[Structured figure records]
************
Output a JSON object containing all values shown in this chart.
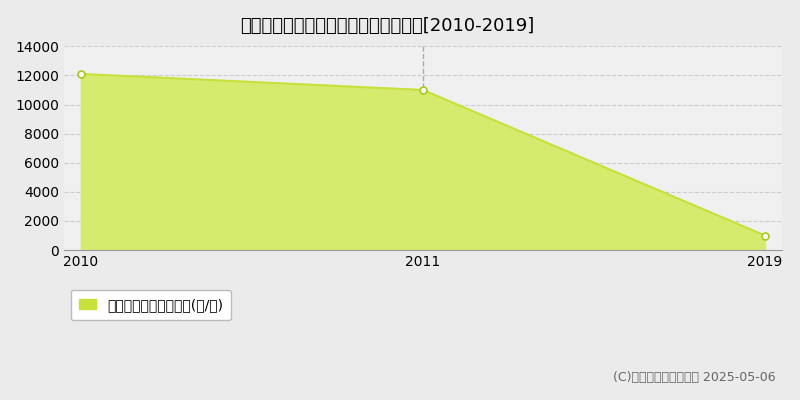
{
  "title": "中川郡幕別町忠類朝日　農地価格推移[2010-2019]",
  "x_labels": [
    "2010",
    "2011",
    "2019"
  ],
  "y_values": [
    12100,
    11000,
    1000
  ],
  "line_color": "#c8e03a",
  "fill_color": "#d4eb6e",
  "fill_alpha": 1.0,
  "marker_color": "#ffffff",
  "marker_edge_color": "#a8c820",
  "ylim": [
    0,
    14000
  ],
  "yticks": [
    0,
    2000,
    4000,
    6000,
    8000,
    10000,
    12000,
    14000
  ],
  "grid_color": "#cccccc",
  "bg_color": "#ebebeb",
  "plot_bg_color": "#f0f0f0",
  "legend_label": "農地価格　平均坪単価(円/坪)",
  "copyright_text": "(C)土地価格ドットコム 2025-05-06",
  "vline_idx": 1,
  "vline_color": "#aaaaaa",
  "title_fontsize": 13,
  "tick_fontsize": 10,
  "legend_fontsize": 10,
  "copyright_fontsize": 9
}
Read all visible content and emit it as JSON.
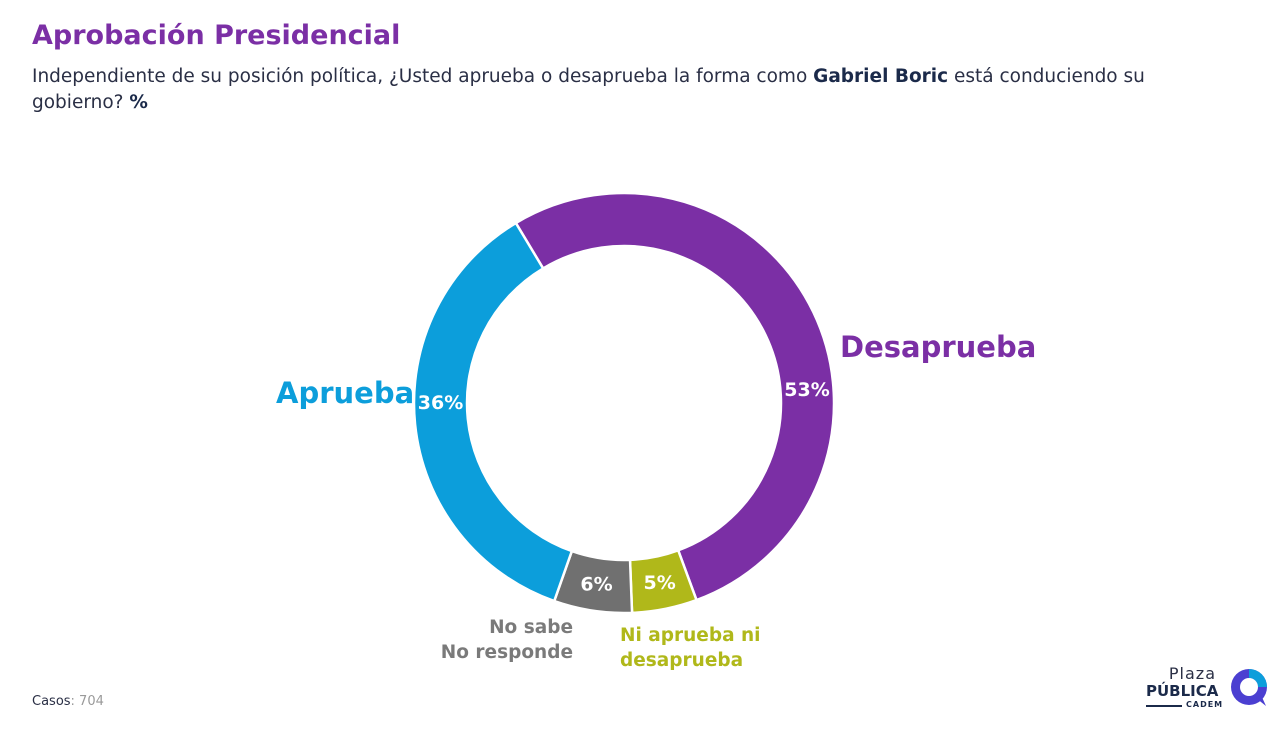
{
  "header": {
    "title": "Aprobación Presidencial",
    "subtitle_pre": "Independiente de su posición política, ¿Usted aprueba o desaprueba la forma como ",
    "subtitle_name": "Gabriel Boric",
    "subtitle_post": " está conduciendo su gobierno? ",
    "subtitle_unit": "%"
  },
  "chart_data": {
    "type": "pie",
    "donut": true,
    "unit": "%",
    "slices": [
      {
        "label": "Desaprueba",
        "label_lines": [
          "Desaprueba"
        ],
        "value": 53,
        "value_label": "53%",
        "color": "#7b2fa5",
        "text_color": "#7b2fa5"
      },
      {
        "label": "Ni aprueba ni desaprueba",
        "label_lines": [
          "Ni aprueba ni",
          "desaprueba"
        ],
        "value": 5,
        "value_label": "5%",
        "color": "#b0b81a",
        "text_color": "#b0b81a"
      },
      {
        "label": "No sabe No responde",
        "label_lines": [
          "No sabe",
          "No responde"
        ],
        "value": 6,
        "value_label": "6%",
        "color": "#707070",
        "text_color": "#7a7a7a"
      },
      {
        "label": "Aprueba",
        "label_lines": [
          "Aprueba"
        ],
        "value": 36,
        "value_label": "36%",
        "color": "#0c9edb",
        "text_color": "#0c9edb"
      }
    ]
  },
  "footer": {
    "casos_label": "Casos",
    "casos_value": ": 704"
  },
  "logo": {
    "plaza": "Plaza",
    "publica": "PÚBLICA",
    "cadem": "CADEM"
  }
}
************
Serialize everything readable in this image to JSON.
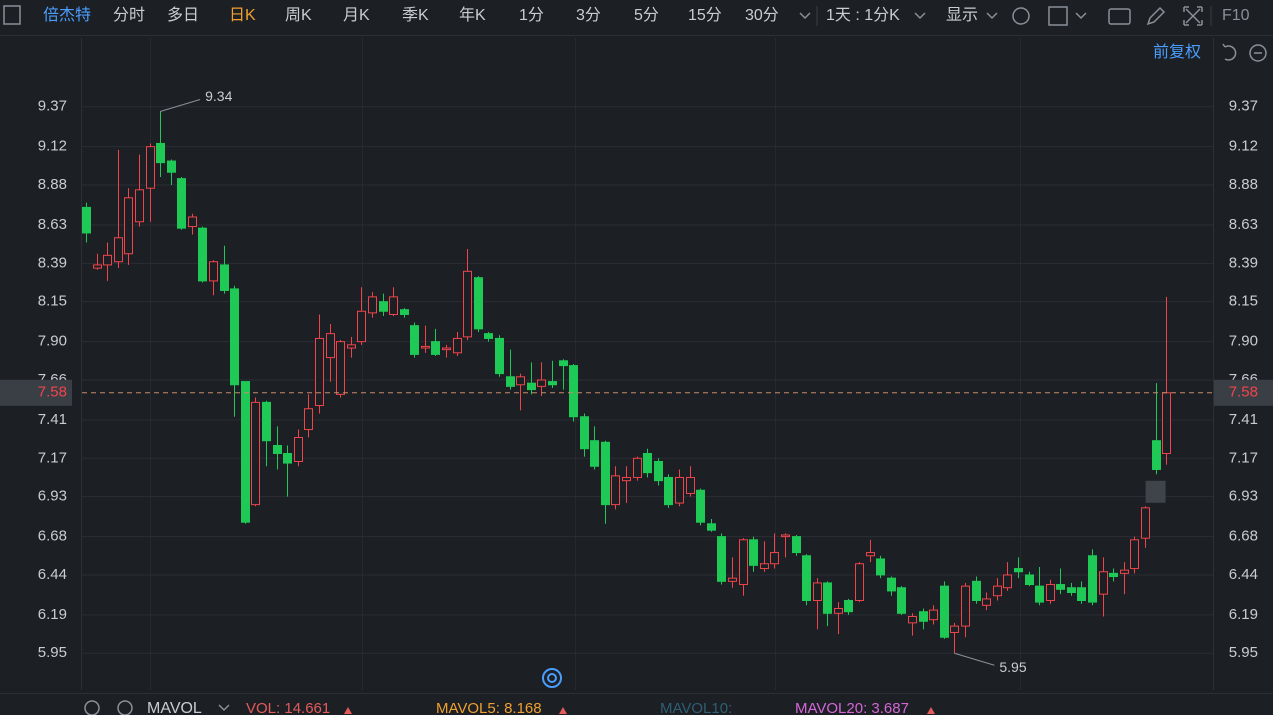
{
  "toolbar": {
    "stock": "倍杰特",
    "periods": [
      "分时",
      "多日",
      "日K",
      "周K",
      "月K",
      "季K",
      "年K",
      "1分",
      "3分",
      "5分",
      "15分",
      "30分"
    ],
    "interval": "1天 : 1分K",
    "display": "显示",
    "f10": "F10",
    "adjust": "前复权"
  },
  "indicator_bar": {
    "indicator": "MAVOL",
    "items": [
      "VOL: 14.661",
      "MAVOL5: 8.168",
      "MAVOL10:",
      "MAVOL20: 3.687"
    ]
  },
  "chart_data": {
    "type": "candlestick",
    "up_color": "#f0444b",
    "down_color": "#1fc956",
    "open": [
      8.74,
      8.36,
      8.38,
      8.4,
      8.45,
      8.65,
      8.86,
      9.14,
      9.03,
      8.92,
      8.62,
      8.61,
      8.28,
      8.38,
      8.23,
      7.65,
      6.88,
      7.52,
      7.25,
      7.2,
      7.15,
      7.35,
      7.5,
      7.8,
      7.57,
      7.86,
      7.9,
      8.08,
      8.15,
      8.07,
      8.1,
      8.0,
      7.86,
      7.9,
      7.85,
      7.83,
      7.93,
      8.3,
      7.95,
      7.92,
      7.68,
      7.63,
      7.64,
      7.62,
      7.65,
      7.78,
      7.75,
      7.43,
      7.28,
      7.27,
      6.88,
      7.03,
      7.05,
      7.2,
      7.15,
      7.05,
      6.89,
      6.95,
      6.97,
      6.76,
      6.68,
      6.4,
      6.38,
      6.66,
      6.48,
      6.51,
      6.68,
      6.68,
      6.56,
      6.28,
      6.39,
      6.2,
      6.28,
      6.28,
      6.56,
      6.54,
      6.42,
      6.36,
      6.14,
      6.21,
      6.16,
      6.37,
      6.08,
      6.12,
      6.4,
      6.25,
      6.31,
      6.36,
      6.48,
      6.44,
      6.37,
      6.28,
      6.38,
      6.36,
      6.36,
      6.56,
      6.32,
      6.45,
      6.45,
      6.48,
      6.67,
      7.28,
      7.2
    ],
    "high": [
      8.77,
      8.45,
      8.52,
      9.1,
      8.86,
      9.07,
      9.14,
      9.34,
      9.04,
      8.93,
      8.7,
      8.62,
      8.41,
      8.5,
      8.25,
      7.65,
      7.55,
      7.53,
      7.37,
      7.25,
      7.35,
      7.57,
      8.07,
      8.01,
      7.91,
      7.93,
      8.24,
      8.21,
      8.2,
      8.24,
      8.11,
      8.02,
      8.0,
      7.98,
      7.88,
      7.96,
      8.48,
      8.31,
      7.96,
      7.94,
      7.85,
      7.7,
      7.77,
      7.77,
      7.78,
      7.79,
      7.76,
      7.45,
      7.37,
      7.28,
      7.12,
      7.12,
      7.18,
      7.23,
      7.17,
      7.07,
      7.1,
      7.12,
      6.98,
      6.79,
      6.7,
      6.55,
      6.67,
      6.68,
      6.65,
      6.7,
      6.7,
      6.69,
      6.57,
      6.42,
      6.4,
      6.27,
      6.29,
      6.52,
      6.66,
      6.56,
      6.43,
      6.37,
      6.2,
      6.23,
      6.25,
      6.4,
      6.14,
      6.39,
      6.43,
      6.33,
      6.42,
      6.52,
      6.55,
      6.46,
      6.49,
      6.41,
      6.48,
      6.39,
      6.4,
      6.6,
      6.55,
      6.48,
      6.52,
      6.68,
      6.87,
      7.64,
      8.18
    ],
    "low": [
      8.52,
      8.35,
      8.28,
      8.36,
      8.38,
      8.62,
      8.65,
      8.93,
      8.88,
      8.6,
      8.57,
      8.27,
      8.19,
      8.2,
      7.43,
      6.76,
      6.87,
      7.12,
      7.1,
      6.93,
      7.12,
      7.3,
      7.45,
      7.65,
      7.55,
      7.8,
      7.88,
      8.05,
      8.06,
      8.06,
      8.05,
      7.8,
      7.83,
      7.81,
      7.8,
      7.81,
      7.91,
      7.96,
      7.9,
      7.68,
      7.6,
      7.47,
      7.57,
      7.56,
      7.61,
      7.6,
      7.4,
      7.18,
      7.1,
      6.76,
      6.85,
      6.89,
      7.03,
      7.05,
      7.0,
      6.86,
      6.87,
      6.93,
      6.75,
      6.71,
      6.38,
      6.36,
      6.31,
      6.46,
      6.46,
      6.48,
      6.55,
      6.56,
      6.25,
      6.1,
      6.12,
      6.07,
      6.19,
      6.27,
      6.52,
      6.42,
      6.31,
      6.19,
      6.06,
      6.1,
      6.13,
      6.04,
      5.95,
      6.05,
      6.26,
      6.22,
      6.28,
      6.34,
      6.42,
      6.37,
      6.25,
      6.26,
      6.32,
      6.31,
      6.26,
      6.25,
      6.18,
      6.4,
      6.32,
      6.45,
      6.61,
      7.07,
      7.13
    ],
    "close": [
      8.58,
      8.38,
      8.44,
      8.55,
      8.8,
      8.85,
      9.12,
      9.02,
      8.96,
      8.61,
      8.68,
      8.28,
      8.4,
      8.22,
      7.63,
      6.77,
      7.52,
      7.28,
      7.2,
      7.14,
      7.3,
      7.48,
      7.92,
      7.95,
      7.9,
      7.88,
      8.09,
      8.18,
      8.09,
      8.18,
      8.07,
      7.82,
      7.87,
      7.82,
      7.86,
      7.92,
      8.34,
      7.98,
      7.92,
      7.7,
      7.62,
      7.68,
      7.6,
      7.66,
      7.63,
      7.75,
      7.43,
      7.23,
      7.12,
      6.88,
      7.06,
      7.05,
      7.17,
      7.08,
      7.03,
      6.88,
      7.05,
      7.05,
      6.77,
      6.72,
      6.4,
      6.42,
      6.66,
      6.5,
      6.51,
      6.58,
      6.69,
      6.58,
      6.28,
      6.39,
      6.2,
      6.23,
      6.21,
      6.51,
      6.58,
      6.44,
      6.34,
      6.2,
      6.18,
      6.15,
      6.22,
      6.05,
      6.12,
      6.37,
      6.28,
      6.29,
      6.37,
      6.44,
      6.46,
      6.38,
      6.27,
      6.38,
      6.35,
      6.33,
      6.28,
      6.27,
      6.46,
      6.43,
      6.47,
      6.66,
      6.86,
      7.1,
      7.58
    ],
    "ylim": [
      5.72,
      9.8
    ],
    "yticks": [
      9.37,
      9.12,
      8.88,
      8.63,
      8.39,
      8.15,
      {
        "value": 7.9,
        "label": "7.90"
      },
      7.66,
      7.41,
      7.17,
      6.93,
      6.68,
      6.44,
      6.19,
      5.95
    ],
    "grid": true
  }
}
************
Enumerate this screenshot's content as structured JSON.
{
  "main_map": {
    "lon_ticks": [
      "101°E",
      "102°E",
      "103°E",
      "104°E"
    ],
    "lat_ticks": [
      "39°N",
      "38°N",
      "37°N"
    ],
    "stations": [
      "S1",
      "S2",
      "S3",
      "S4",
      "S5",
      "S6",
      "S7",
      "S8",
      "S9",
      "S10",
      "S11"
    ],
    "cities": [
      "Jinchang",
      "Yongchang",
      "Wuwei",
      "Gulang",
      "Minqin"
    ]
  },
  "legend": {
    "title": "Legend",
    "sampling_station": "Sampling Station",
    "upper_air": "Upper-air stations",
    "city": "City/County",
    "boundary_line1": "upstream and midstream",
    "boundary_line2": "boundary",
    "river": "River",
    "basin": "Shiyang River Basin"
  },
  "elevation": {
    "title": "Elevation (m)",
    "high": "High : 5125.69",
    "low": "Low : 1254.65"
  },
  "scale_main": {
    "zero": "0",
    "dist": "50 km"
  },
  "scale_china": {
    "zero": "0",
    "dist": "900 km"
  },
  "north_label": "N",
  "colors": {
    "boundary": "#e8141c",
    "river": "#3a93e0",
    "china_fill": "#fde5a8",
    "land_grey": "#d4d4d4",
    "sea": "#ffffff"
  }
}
************
=== DIRECTIONS FOR THIS TASK ===
Search the preceding listing for the word "JSON" and pull out every line that holds it.

=== RESPONSE TO THIS EXERCISE ===
Output a JSON object containing all values shown in this chart.
Read all visible content and emit it as JSON.
Serialize everything readable in this image to JSON.
Enumerate this screenshot's content as structured JSON.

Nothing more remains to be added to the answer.